(Stored entries)
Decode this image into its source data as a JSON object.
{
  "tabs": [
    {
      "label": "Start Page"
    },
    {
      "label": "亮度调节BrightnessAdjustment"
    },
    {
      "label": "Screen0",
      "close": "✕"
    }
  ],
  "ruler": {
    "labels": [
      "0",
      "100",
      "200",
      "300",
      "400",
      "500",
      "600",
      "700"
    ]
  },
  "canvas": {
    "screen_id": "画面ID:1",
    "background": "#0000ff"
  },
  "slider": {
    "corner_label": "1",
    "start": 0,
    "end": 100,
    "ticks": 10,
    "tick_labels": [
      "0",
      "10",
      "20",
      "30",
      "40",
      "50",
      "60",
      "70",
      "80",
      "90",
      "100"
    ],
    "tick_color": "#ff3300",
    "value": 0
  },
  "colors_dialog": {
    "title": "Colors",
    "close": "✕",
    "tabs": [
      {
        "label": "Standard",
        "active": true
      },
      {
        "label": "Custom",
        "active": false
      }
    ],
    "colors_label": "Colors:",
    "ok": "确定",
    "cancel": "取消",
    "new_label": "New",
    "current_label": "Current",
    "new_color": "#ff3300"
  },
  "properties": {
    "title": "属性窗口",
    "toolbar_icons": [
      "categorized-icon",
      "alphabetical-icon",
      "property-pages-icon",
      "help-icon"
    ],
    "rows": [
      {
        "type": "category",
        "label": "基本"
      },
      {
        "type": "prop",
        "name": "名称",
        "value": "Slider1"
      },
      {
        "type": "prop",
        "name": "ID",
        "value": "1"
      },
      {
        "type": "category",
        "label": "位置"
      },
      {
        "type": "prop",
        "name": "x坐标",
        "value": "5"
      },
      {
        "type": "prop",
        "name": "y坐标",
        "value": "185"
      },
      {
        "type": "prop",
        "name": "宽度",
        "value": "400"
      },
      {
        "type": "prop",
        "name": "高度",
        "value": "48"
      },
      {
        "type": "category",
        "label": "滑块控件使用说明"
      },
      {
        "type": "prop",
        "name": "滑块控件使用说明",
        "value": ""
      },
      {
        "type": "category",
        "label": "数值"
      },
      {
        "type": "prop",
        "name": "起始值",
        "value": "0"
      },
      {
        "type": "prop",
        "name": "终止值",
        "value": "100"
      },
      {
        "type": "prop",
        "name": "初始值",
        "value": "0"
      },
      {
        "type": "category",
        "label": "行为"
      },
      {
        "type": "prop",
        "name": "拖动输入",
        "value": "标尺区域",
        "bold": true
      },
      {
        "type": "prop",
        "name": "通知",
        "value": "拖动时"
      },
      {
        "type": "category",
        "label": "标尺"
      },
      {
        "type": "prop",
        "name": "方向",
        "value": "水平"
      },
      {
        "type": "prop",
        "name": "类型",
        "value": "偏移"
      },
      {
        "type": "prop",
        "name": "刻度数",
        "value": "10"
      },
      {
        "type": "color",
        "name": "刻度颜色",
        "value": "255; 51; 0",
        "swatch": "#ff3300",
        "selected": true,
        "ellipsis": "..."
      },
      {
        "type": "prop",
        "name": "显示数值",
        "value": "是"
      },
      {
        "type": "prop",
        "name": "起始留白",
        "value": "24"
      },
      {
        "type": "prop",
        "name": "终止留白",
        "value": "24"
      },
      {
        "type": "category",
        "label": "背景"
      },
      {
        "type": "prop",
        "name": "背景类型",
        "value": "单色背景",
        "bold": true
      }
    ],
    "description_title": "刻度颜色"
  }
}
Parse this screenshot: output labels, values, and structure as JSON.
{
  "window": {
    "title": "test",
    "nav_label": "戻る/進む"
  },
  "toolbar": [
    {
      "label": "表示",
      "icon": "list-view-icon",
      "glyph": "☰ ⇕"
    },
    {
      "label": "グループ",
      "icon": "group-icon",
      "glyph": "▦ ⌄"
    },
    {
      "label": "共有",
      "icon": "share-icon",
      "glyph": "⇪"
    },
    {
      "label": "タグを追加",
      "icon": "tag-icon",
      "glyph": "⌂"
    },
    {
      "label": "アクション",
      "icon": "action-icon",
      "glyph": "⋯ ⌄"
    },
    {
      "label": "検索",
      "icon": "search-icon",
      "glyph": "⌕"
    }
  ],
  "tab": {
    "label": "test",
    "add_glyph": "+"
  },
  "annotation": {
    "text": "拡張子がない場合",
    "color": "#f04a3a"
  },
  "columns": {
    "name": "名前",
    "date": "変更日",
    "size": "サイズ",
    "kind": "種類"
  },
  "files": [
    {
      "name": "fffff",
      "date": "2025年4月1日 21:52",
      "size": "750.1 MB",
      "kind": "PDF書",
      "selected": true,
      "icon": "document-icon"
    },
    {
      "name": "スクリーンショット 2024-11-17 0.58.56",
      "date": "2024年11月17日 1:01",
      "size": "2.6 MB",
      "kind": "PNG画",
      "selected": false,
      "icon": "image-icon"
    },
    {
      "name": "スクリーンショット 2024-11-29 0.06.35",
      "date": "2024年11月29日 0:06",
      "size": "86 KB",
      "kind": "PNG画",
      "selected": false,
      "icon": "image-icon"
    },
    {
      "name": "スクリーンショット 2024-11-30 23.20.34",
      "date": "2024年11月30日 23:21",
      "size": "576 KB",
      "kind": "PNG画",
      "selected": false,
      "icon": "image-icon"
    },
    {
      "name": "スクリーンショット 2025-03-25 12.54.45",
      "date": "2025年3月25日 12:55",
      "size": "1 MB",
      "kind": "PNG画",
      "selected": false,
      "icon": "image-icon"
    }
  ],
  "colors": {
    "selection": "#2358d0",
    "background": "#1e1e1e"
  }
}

» **WORK TO COMPLETE**
Take the entries above and copy them out exactly.

» **TASK RESULT**
Decode this image into its source data as a JSON object.
{
  "tabs": [
    {
      "label": "Start Page"
    },
    {
      "label": "亮度调节BrightnessAdjustment"
    },
    {
      "label": "Screen0",
      "close": "✕"
    }
  ],
  "ruler": {
    "labels": [
      "0",
      "100",
      "200",
      "300",
      "400",
      "500",
      "600",
      "700"
    ]
  },
  "canvas": {
    "screen_id": "画面ID:1",
    "background": "#0000ff"
  },
  "slider": {
    "corner_label": "1",
    "start": 0,
    "end": 100,
    "ticks": 10,
    "tick_labels": [
      "0",
      "10",
      "20",
      "30",
      "40",
      "50",
      "60",
      "70",
      "80",
      "90",
      "100"
    ],
    "tick_color": "#ff3300",
    "value": 0
  },
  "colors_dialog": {
    "title": "Colors",
    "close": "✕",
    "tabs": [
      {
        "label": "Standard",
        "active": true
      },
      {
        "label": "Custom",
        "active": false
      }
    ],
    "colors_label": "Colors:",
    "ok": "确定",
    "cancel": "取消",
    "new_label": "New",
    "current_label": "Current",
    "new_color": "#ff3300"
  },
  "properties": {
    "title": "属性窗口",
    "toolbar_icons": [
      "categorized-icon",
      "alphabetical-icon",
      "property-pages-icon",
      "help-icon"
    ],
    "rows": [
      {
        "type": "category",
        "label": "基本"
      },
      {
        "type": "prop",
        "name": "名称",
        "value": "Slider1"
      },
      {
        "type": "prop",
        "name": "ID",
        "value": "1"
      },
      {
        "type": "category",
        "label": "位置"
      },
      {
        "type": "prop",
        "name": "x坐标",
        "value": "5"
      },
      {
        "type": "prop",
        "name": "y坐标",
        "value": "185"
      },
      {
        "type": "prop",
        "name": "宽度",
        "value": "400"
      },
      {
        "type": "prop",
        "name": "高度",
        "value": "48"
      },
      {
        "type": "category",
        "label": "滑块控件使用说明"
      },
      {
        "type": "prop",
        "name": "滑块控件使用说明",
        "value": ""
      },
      {
        "type": "category",
        "label": "数值"
      },
      {
        "type": "prop",
        "name": "起始值",
        "value": "0"
      },
      {
        "type": "prop",
        "name": "终止值",
        "value": "100"
      },
      {
        "type": "prop",
        "name": "初始值",
        "value": "0"
      },
      {
        "type": "category",
        "label": "行为"
      },
      {
        "type": "prop",
        "name": "拖动输入",
        "value": "标尺区域",
        "bold": true
      },
      {
        "type": "prop",
        "name": "通知",
        "value": "拖动时"
      },
      {
        "type": "category",
        "label": "标尺"
      },
      {
        "type": "prop",
        "name": "方向",
        "value": "水平"
      },
      {
        "type": "prop",
        "name": "类型",
        "value": "偏移"
      },
      {
        "type": "prop",
        "name": "刻度数",
        "value": "10"
      },
      {
        "type": "color",
        "name": "刻度颜色",
        "value": "255; 51; 0",
        "swatch": "#ff3300",
        "selected": true,
        "ellipsis": "..."
      },
      {
        "type": "prop",
        "name": "显示数值",
        "value": "是"
      },
      {
        "type": "prop",
        "name": "起始留白",
        "value": "24"
      },
      {
        "type": "prop",
        "name": "终止留白",
        "value": "24"
      },
      {
        "type": "category",
        "label": "背景"
      },
      {
        "type": "prop",
        "name": "背景类型",
        "value": "单色背景",
        "bold": true
      }
    ],
    "description_title": "刻度颜色"
  }
}
Parse this screenshot: output labels, values, and structure as JSON.
{
  "window": {
    "title": "test",
    "nav_label": "戻る/進む"
  },
  "toolbar": [
    {
      "label": "表示",
      "icon": "list-view-icon",
      "glyph": "☰ ⇕"
    },
    {
      "label": "グループ",
      "icon": "group-icon",
      "glyph": "▦ ⌄"
    },
    {
      "label": "共有",
      "icon": "share-icon",
      "glyph": "⇪"
    },
    {
      "label": "タグを追加",
      "icon": "tag-icon",
      "glyph": "⌂"
    },
    {
      "label": "アクション",
      "icon": "action-icon",
      "glyph": "⋯ ⌄"
    },
    {
      "label": "検索",
      "icon": "search-icon",
      "glyph": "⌕"
    }
  ],
  "tab": {
    "label": "test",
    "add_glyph": "+"
  },
  "annotation": {
    "text": "拡張子がない場合",
    "color": "#f04a3a"
  },
  "columns": {
    "name": "名前",
    "date": "変更日",
    "size": "サイズ",
    "kind": "種類"
  },
  "files": [
    {
      "name": "fffff",
      "date": "2025年4月1日 21:52",
      "size": "750.1 MB",
      "kind": "PDF書",
      "selected": true,
      "icon": "document-icon"
    },
    {
      "name": "スクリーンショット 2024-11-17 0.58.56",
      "date": "2024年11月17日 1:01",
      "size": "2.6 MB",
      "kind": "PNG画",
      "selected": false,
      "icon": "image-icon"
    },
    {
      "name": "スクリーンショット 2024-11-29 0.06.35",
      "date": "2024年11月29日 0:06",
      "size": "86 KB",
      "kind": "PNG画",
      "selected": false,
      "icon": "image-icon"
    },
    {
      "name": "スクリーンショット 2024-11-30 23.20.34",
      "date": "2024年11月30日 23:21",
      "size": "576 KB",
      "kind": "PNG画",
      "selected": false,
      "icon": "image-icon"
    },
    {
      "name": "スクリーンショット 2025-03-25 12.54.45",
      "date": "2025年3月25日 12:55",
      "size": "1 MB",
      "kind": "PNG画",
      "selected": false,
      "icon": "image-icon"
    }
  ],
  "colors": {
    "selection": "#2358d0",
    "background": "#1e1e1e"
  }
}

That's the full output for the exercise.